### Data in this exercise
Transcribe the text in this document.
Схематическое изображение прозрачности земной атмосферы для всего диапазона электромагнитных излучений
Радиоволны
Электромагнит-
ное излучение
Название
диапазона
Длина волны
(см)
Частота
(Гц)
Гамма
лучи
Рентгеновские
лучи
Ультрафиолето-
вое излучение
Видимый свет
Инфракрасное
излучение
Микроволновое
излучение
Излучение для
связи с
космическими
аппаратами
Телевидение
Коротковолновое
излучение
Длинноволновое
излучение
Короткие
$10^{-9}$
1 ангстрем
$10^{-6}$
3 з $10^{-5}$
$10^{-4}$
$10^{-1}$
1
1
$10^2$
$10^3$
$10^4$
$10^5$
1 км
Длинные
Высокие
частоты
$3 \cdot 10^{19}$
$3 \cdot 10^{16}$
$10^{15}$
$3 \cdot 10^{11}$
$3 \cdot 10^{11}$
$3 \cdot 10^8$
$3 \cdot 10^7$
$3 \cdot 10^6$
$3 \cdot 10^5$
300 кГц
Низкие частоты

### What you need to do
Copy out each record, keeping every word as it is.

### Complete output
Transcribe the text in this document.
Схематическое изображение прозрачности земной атмосферы для всего диапазона электромагнитных излучений
Радиоволны
Электромагнит-
ное излучение
Название
диапазона
Длина волны
(см)
Частота
(Гц)
Гамма
лучи
Рентгеновские
лучи
Ультрафиолето-
вое излучение
Видимый свет
Инфракрасное
излучение
Микроволновое
излучение
Излучение для
связи с
космическими
аппаратами
Телевидение
Коротковолновое
излучение
Длинноволновое
излучение
Короткие
$10^{-9}$
1 ангстрем
$10^{-6}$
3 з $10^{-5}$
$10^{-4}$
$10^{-1}$
1
1
$10^2$
$10^3$
$10^4$
$10^5$
1 км
Длинные
Высокие
частоты
$3 \cdot 10^{19}$
$3 \cdot 10^{16}$
$10^{15}$
$3 \cdot 10^{11}$
$3 \cdot 10^{11}$
$3 \cdot 10^8$
$3 \cdot 10^7$
$3 \cdot 10^6$
$3 \cdot 10^5$
300 кГц
Низкие частоты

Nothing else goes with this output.